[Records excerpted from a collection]

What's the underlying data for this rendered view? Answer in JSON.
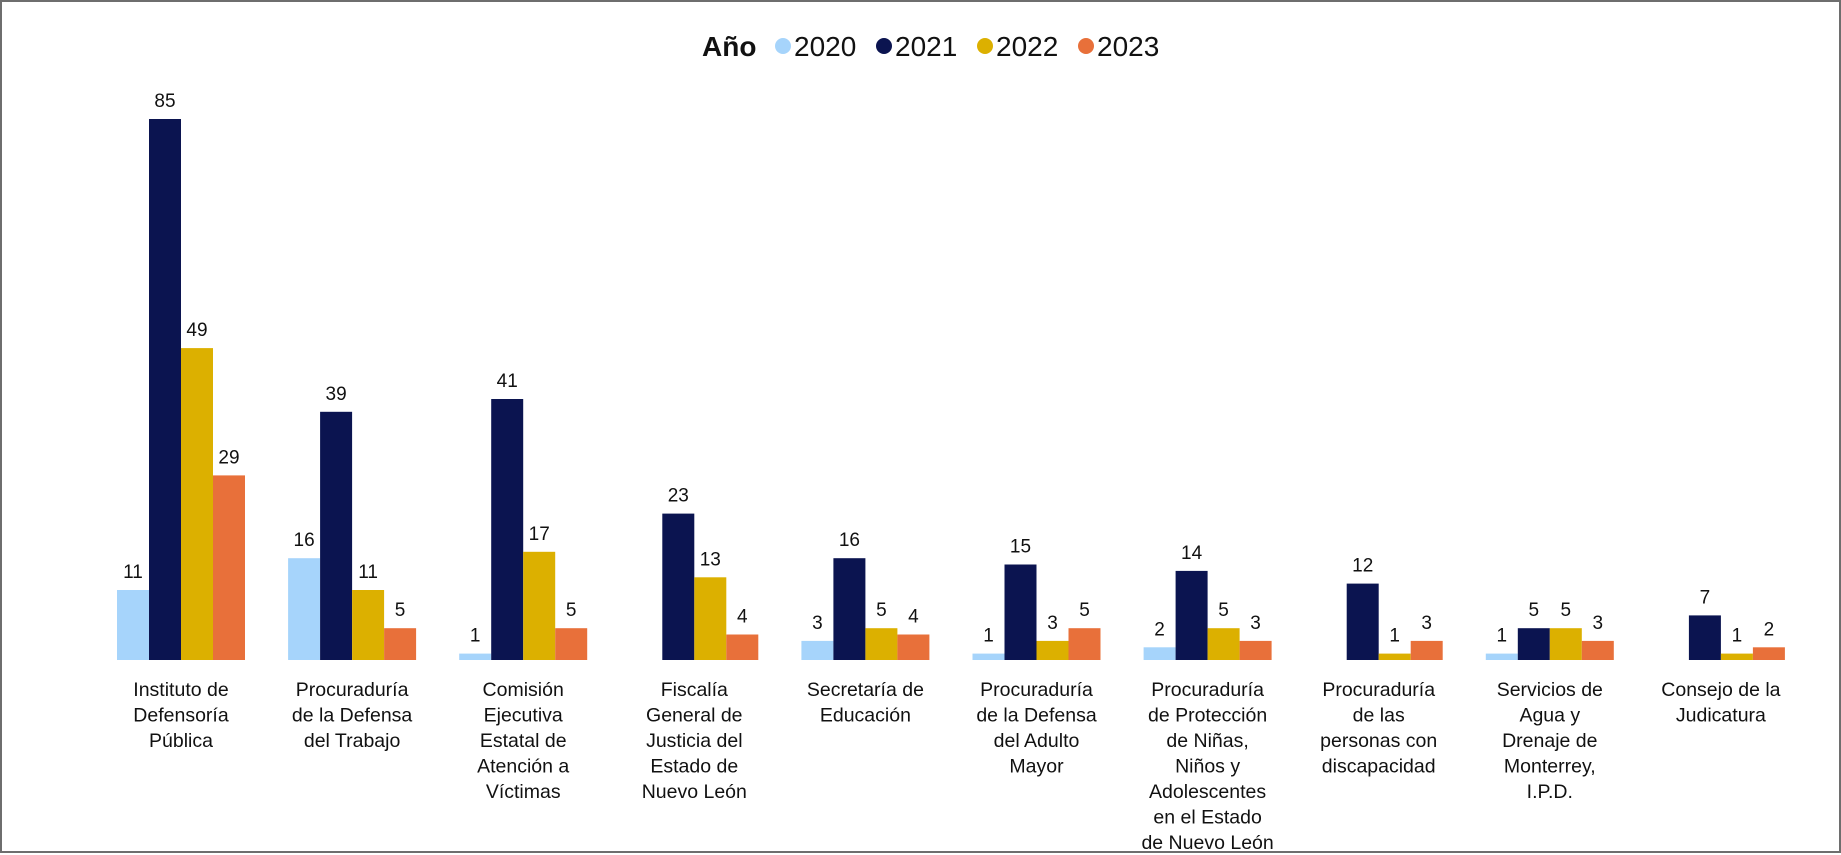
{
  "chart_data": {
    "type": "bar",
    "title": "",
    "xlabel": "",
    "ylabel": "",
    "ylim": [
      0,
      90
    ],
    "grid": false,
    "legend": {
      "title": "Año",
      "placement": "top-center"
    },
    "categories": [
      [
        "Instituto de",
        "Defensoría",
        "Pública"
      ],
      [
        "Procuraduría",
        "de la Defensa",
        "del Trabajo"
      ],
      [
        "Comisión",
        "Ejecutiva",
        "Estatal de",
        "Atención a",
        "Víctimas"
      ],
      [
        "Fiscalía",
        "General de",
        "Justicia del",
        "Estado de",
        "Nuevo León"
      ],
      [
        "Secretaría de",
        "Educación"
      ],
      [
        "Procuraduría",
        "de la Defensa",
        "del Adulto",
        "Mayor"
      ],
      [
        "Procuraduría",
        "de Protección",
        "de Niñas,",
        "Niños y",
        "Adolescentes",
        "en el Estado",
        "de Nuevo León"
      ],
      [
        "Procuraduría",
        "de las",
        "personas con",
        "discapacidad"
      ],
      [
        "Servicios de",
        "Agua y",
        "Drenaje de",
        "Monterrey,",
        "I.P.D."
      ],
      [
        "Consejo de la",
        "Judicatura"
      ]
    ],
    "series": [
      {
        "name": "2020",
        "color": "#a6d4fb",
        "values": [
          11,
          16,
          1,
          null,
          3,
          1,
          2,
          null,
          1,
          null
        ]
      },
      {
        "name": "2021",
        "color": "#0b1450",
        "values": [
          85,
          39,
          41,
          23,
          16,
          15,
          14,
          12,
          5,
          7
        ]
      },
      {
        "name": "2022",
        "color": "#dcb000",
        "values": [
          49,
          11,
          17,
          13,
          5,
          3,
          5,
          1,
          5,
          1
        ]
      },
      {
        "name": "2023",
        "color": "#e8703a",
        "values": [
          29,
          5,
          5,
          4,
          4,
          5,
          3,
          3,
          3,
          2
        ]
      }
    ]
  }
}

--

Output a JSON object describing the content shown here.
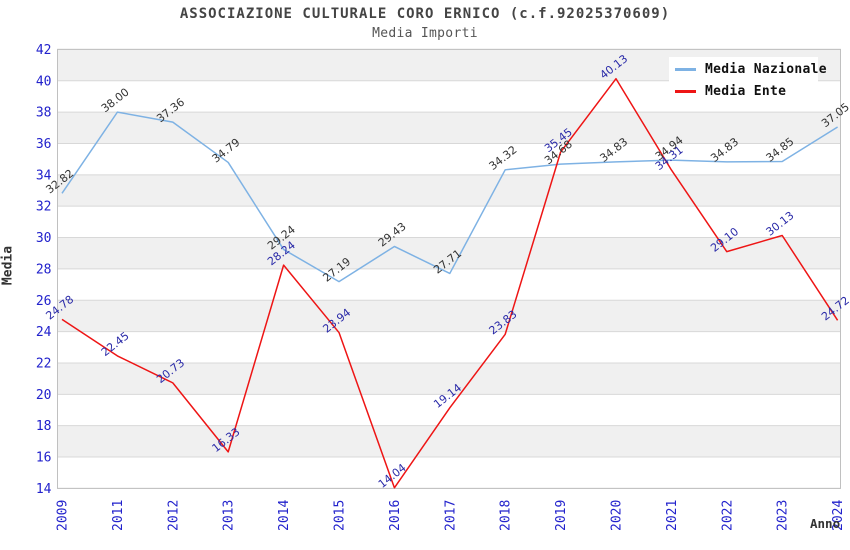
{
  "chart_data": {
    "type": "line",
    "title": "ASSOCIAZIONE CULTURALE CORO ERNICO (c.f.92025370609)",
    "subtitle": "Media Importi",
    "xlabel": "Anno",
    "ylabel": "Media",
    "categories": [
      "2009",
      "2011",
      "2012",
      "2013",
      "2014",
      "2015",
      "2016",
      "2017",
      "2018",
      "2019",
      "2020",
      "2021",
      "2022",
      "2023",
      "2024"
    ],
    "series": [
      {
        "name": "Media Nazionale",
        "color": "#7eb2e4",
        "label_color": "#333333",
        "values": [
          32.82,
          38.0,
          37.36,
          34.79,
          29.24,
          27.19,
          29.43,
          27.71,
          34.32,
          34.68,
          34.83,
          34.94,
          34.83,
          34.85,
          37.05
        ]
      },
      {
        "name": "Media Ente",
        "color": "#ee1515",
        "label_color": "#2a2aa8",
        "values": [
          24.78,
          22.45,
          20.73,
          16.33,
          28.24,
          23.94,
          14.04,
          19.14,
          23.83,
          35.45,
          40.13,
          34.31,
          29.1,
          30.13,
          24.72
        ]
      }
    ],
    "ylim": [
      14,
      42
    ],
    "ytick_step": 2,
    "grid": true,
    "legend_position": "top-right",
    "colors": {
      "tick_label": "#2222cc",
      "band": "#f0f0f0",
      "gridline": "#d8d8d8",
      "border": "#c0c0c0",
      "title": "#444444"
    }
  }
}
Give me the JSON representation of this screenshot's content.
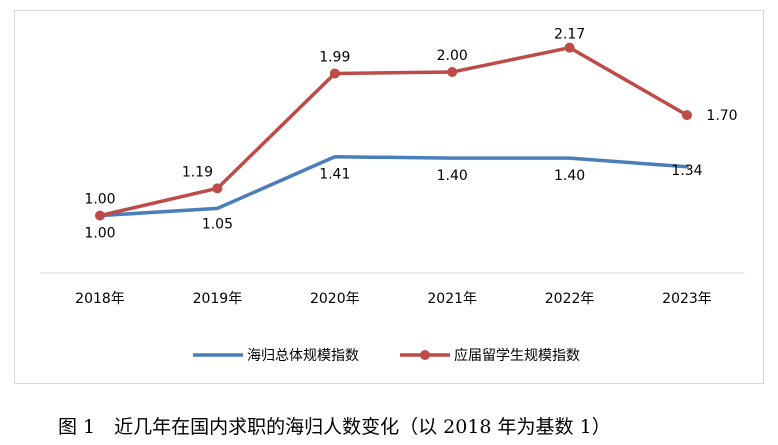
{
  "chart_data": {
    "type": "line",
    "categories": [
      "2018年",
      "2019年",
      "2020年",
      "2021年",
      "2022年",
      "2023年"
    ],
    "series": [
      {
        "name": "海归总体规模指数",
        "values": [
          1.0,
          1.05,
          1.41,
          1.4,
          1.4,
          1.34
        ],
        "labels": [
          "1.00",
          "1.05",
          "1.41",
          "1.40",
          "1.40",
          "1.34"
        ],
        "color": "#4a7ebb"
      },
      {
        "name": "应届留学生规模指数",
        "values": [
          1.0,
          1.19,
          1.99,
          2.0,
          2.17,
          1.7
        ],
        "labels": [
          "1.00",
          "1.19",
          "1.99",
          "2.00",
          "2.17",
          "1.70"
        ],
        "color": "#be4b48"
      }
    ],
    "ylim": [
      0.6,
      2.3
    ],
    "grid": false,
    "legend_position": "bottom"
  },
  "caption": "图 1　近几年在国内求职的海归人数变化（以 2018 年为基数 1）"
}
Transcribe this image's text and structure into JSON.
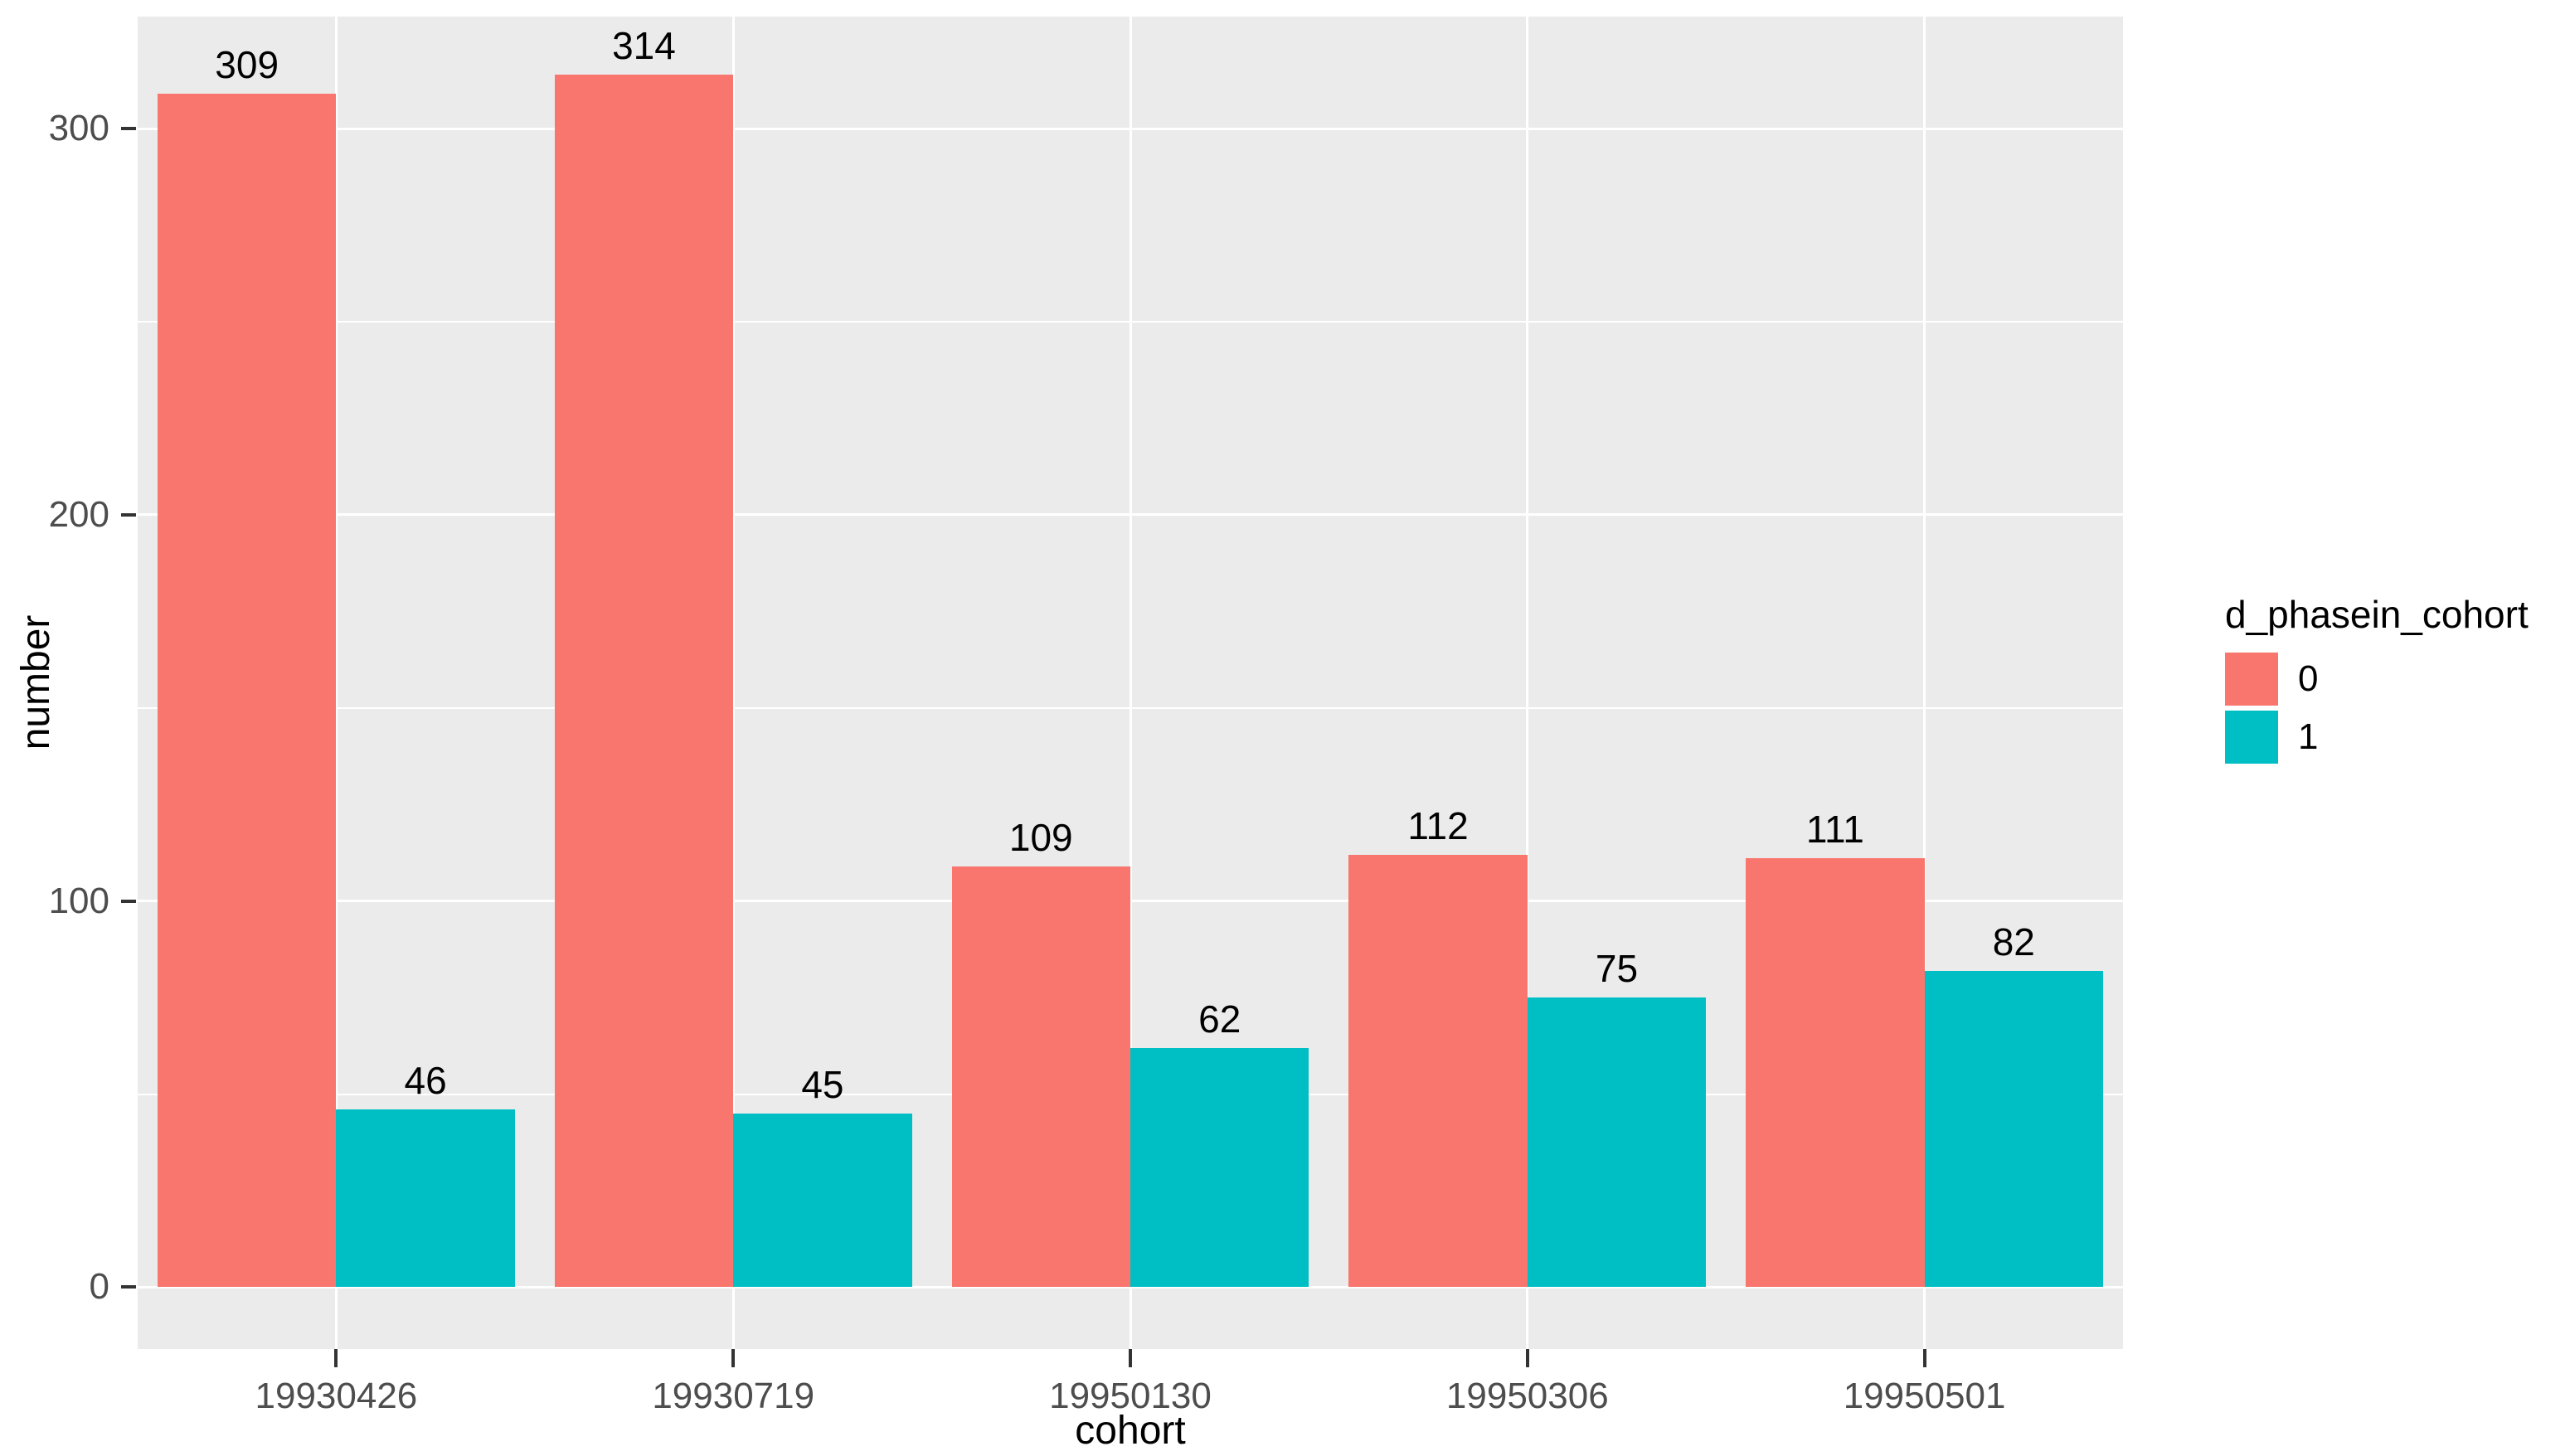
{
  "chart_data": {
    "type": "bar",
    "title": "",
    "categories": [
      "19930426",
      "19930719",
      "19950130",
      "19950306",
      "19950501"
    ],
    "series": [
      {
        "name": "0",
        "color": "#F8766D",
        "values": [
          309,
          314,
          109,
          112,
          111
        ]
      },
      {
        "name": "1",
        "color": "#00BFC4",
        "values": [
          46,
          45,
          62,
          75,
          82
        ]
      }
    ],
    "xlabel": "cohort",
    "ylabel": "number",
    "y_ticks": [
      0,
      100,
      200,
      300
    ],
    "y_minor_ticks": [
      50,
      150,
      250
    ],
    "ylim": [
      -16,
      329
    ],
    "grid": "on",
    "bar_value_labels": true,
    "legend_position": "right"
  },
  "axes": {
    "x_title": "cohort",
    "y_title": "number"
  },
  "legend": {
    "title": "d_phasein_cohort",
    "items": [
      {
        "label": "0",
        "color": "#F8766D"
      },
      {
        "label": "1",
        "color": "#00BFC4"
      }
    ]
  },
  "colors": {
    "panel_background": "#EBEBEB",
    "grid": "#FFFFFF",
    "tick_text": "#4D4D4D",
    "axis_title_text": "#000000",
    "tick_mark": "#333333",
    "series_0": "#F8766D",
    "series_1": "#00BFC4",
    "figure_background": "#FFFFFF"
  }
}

**Your task**
Examine the records and report how many lines contain the string "Media". Only the number should be given.

**The output**
4